Print out every line, exactly as written.

# SOURCE DATA

------------------------------

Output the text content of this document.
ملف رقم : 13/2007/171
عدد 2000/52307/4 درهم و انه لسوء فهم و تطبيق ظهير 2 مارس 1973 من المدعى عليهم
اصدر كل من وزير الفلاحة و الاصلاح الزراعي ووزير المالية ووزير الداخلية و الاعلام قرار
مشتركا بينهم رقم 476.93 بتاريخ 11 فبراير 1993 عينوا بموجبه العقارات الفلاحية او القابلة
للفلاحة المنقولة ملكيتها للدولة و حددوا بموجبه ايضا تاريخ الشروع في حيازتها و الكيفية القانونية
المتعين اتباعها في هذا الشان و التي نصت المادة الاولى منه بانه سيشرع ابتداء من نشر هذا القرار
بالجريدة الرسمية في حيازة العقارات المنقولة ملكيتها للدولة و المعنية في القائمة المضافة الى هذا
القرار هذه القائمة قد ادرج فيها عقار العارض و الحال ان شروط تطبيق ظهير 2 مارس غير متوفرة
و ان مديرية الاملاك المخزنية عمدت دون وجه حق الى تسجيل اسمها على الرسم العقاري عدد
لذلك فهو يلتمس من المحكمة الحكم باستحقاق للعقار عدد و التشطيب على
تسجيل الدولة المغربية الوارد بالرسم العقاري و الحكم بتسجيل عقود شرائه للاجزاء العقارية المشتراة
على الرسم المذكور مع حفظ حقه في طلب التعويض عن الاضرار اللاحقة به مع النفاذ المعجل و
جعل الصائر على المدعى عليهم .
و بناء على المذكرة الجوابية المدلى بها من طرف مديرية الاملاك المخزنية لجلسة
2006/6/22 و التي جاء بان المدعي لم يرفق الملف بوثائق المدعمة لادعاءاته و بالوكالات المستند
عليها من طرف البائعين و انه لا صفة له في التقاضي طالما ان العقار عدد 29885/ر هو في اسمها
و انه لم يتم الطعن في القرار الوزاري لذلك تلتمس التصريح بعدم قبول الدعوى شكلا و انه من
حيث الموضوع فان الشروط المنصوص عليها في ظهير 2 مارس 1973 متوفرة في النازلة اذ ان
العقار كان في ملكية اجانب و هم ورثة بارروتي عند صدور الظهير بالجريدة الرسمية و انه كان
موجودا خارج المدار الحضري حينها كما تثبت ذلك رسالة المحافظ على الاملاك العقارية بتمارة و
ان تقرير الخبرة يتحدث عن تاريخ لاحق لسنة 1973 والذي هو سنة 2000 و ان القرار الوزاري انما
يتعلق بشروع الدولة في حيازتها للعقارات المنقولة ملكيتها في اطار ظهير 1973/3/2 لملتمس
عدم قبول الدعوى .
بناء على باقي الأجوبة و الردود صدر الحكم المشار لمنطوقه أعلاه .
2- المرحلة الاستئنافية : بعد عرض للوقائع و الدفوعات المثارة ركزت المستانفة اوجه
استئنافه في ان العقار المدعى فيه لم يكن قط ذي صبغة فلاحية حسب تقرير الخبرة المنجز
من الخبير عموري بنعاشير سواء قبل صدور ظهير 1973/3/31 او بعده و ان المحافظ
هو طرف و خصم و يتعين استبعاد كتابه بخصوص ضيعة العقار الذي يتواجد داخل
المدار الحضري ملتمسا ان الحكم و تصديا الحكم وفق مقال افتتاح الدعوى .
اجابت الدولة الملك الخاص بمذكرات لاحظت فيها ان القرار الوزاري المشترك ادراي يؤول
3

------------------------------

# RESPONSE TO THIS EXERCISE
Output the text content of this document.
ملف رقم : 13/2007/171
عدد 2000/52307/4 درهم و انه لسوء فهم و تطبيق ظهير 2 مارس 1973 من المدعى عليهم
اصدر كل من وزير الفلاحة و الاصلاح الزراعي ووزير المالية ووزير الداخلية و الاعلام قرار
مشتركا بينهم رقم 476.93 بتاريخ 11 فبراير 1993 عينوا بموجبه العقارات الفلاحية او القابلة
للفلاحة المنقولة ملكيتها للدولة و حددوا بموجبه ايضا تاريخ الشروع في حيازتها و الكيفية القانونية
المتعين اتباعها في هذا الشان و التي نصت المادة الاولى منه بانه سيشرع ابتداء من نشر هذا القرار
بالجريدة الرسمية في حيازة العقارات المنقولة ملكيتها للدولة و المعنية في القائمة المضافة الى هذا
القرار هذه القائمة قد ادرج فيها عقار العارض و الحال ان شروط تطبيق ظهير 2 مارس غير متوفرة
و ان مديرية الاملاك المخزنية عمدت دون وجه حق الى تسجيل اسمها على الرسم العقاري عدد
لذلك فهو يلتمس من المحكمة الحكم باستحقاق للعقار عدد و التشطيب على
تسجيل الدولة المغربية الوارد بالرسم العقاري و الحكم بتسجيل عقود شرائه للاجزاء العقارية المشتراة
على الرسم المذكور مع حفظ حقه في طلب التعويض عن الاضرار اللاحقة به مع النفاذ المعجل و
جعل الصائر على المدعى عليهم .
و بناء على المذكرة الجوابية المدلى بها من طرف مديرية الاملاك المخزنية لجلسة
2006/6/22 و التي جاء بان المدعي لم يرفق الملف بوثائق المدعمة لادعاءاته و بالوكالات المستند
عليها من طرف البائعين و انه لا صفة له في التقاضي طالما ان العقار عدد 29885/ر هو في اسمها
و انه لم يتم الطعن في القرار الوزاري لذلك تلتمس التصريح بعدم قبول الدعوى شكلا و انه من
حيث الموضوع فان الشروط المنصوص عليها في ظهير 2 مارس 1973 متوفرة في النازلة اذ ان
العقار كان في ملكية اجانب و هم ورثة بارروتي عند صدور الظهير بالجريدة الرسمية و انه كان
موجودا خارج المدار الحضري حينها كما تثبت ذلك رسالة المحافظ على الاملاك العقارية بتمارة و
ان تقرير الخبرة يتحدث عن تاريخ لاحق لسنة 1973 والذي هو سنة 2000 و ان القرار الوزاري انما
يتعلق بشروع الدولة في حيازتها للعقارات المنقولة ملكيتها في اطار ظهير 1973/3/2 لملتمس
عدم قبول الدعوى .
بناء على باقي الأجوبة و الردود صدر الحكم المشار لمنطوقه أعلاه .
2- المرحلة الاستئنافية : بعد عرض للوقائع و الدفوعات المثارة ركزت المستانفة اوجه
استئنافه في ان العقار المدعى فيه لم يكن قط ذي صبغة فلاحية حسب تقرير الخبرة المنجز
من الخبير عموري بنعاشير سواء قبل صدور ظهير 1973/3/31 او بعده و ان المحافظ
هو طرف و خصم و يتعين استبعاد كتابه بخصوص ضيعة العقار الذي يتواجد داخل
المدار الحضري ملتمسا ان الحكم و تصديا الحكم وفق مقال افتتاح الدعوى .
اجابت الدولة الملك الخاص بمذكرات لاحظت فيها ان القرار الوزاري المشترك ادراي يؤول
3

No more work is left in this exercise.